EXERCISE INSTRUCTIONS - Without the pictures, set down the records below word for word.
#### DATA RECORDS
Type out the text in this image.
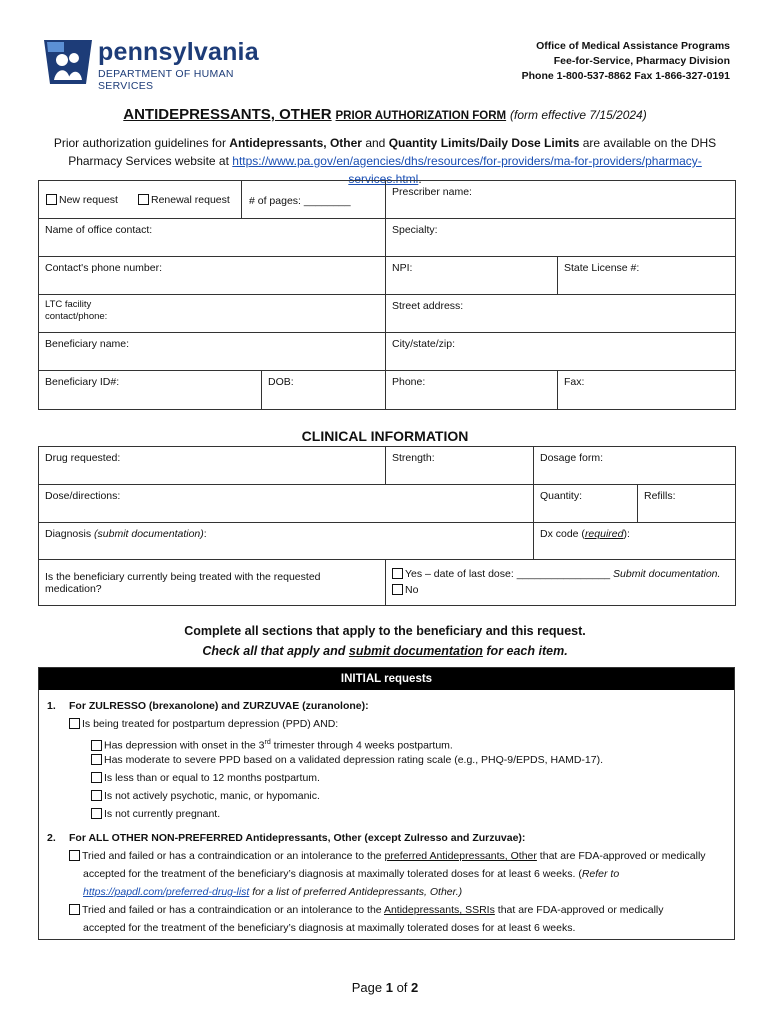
pennsylvania
DEPARTMENT OF HUMAN SERVICES
Office of Medical Assistance Programs
Fee-for-Service, Pharmacy Division
Phone 1-800-537-8862 Fax 1-866-327-0191
ANTIDEPRESSANTS, OTHER PRIOR AUTHORIZATION FORM (form effective 7/15/2024)
Prior authorization guidelines for Antidepressants, Other and Quantity Limits/Daily Dose Limits are available on the DHS Pharmacy Services website at https://www.pa.gov/en/agencies/dhs/resources/for-providers/ma-for-providers/pharmacy-services.html.
New request Renewal request # of pages: ________	Prescriber name:	
Name of office contact:	Specialty:	
Contact's phone number:	NPI:	State License #:

LTC facility
contact/phone:	Street address:	
Beneficiary name:	City/state/zip:	

Beneficiary ID#: DOB:	Phone:	Fax:
CLINICAL INFORMATION
Drug requested:	Strength:	Dosage form:	
Dose/directions:		Quantity:	Refills:
Diagnosis (submit documentation):		Dx code (required):	
Is the beneficiary currently being treated with the requested medication?	Yes – date of last dose: ________________ Submit documentation.
No		
Complete all sections that apply to the beneficiary and this request.
Check all that apply and submit documentation for each item.
INITIAL requests
1. For ZULRESSO (brexanolone) and ZURZUVAE (zuranolone):
Is being treated for postpartum depression (PPD) AND:
Has depression with onset in the 3rd trimester through 4 weeks postpartum.
Has moderate to severe PPD based on a validated depression rating scale (e.g., PHQ-9/EPDS, HAMD-17).
Is less than or equal to 12 months postpartum.
Is not actively psychotic, manic, or hypomanic.
Is not currently pregnant.
2. For ALL OTHER NON-PREFERRED Antidepressants, Other (except Zulresso and Zurzuvae):
Tried and failed or has a contraindication or an intolerance to the preferred Antidepressants, Other that are FDA-approved or medically
accepted for the treatment of the beneficiary’s diagnosis at maximally tolerated doses for at least 6 weeks. (Refer to
https://papdl.com/preferred-drug-list for a list of preferred Antidepressants, Other.)
Tried and failed or has a contraindication or an intolerance to the Antidepressants, SSRIs that are FDA-approved or medically
accepted for the treatment of the beneficiary’s diagnosis at maximally tolerated doses for at least 6 weeks.
Page 1 of 2
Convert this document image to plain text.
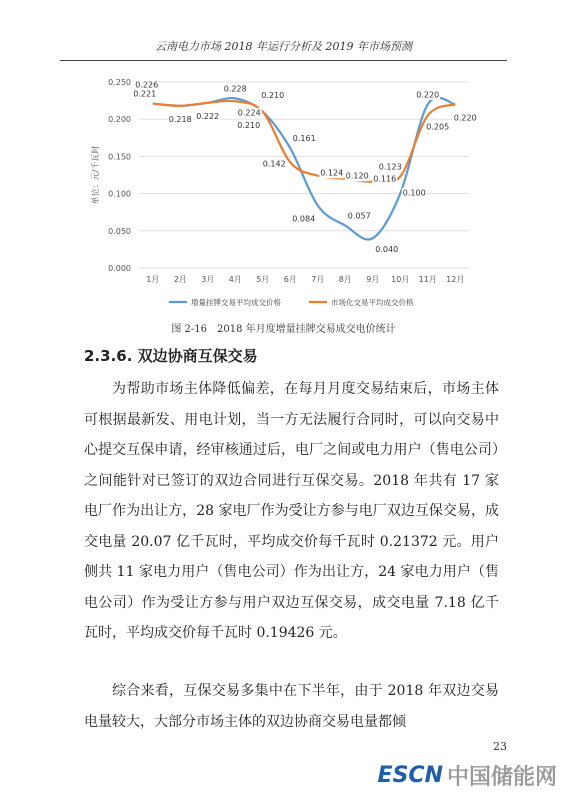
云南电力市场 2018 年运行分析及 2019 年市场预测
0.000
0.050
0.100
0.150
0.200
0.250
单位：元/千瓦时
1月 2月 3月 4月 5月 6月 7月 8月 9月 10月 11月 12月
0.221
0.218 0.222
0.228
0.210
0.161
0.084	0.057
0.040
0.100
0.220
0.220
0.226
0.224
0.210
0.142
0.124 0.120 0.116
0.123
0.205
增量挂牌交易平均成交价格	市场化交易平均成交价格
图 2-16　2018 年月度增量挂牌交易成交电价统计
2.3.6. 双边协商互保交易

为帮助市场主体降低偏差，在每月月度交易结束后，市场主体可根据最新发、用电计划，当一方无法履行合同时，可以向交易中心提交互保申请，经审核通过后，电厂之间或电力用户（售电公司）之间能针对已签订的双边合同进行互保交易。2018 年共有 17 家电厂作为出让方，28 家电厂作为受让方参与电厂双边互保交易，成交电量 20.07 亿千瓦时，平均成交价每千瓦时 0.21372 元。用户侧共 11 家电力用户（售电公司）作为出让方，24 家电力用户（售电公司）作为受让方参与用户双边互保交易，成交电量 7.18 亿千瓦时，平均成交价每千瓦时 0.19426 元。

综合来看，互保交易多集中在下半年，由于 2018 年双边交易电量较大，大部分市场主体的双边协商交易电量都倾

23
ESCN 中国储能网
########
FINISHED TASK -
Type out the text in this image.
pennsylvania
DEPARTMENT OF HUMAN SERVICES
Office of Medical Assistance Programs
Fee-for-Service, Pharmacy Division
Phone 1-800-537-8862 Fax 1-866-327-0191
ANTIDEPRESSANTS, OTHER PRIOR AUTHORIZATION FORM (form effective 7/15/2024)
Prior authorization guidelines for Antidepressants, Other and Quantity Limits/Daily Dose Limits are available on the DHS Pharmacy Services website at https://www.pa.gov/en/agencies/dhs/resources/for-providers/ma-for-providers/pharmacy-services.html.
New request Renewal request # of pages: ________	Prescriber name:	
Name of office contact:	Specialty:	
Contact's phone number:	NPI:	State License #:

LTC facility
contact/phone:	Street address:	
Beneficiary name:	City/state/zip:	

Beneficiary ID#: DOB:	Phone:	Fax:
CLINICAL INFORMATION
Drug requested:	Strength:	Dosage form:	
Dose/directions:		Quantity:	Refills:
Diagnosis (submit documentation):		Dx code (required):	
Is the beneficiary currently being treated with the requested medication?	Yes – date of last dose: ________________ Submit documentation.
No		
Complete all sections that apply to the beneficiary and this request.
Check all that apply and submit documentation for each item.
INITIAL requests
1. For ZULRESSO (brexanolone) and ZURZUVAE (zuranolone):
Is being treated for postpartum depression (PPD) AND:
Has depression with onset in the 3rd trimester through 4 weeks postpartum.
Has moderate to severe PPD based on a validated depression rating scale (e.g., PHQ-9/EPDS, HAMD-17).
Is less than or equal to 12 months postpartum.
Is not actively psychotic, manic, or hypomanic.
Is not currently pregnant.
2. For ALL OTHER NON-PREFERRED Antidepressants, Other (except Zulresso and Zurzuvae):
Tried and failed or has a contraindication or an intolerance to the preferred Antidepressants, Other that are FDA-approved or medically
accepted for the treatment of the beneficiary’s diagnosis at maximally tolerated doses for at least 6 weeks. (Refer to
https://papdl.com/preferred-drug-list for a list of preferred Antidepressants, Other.)
Tried and failed or has a contraindication or an intolerance to the Antidepressants, SSRIs that are FDA-approved or medically
accepted for the treatment of the beneficiary’s diagnosis at maximally tolerated doses for at least 6 weeks.
Page 1 of 2
Convert this document image to plain text.
云南电力市场 2018 年运行分析及 2019 年市场预测
0.000
0.050
0.100
0.150
0.200
0.250
单位：元/千瓦时
1月 2月 3月 4月 5月 6月 7月 8月 9月 10月 11月 12月
0.221
0.218 0.222
0.228
0.210
0.161
0.084	0.057
0.040
0.100
0.220
0.220
0.226
0.224
0.210
0.142
0.124 0.120 0.116
0.123
0.205
增量挂牌交易平均成交价格	市场化交易平均成交价格
图 2-16　2018 年月度增量挂牌交易成交电价统计
2.3.6. 双边协商互保交易

为帮助市场主体降低偏差，在每月月度交易结束后，市场主体可根据最新发、用电计划，当一方无法履行合同时，可以向交易中心提交互保申请，经审核通过后，电厂之间或电力用户（售电公司）之间能针对已签订的双边合同进行互保交易。2018 年共有 17 家电厂作为出让方，28 家电厂作为受让方参与电厂双边互保交易，成交电量 20.07 亿千瓦时，平均成交价每千瓦时 0.21372 元。用户侧共 11 家电力用户（售电公司）作为出让方，24 家电力用户（售电公司）作为受让方参与用户双边互保交易，成交电量 7.18 亿千瓦时，平均成交价每千瓦时 0.19426 元。

综合来看，互保交易多集中在下半年，由于 2018 年双边交易电量较大，大部分市场主体的双边协商交易电量都倾

23
ESCN 中国储能网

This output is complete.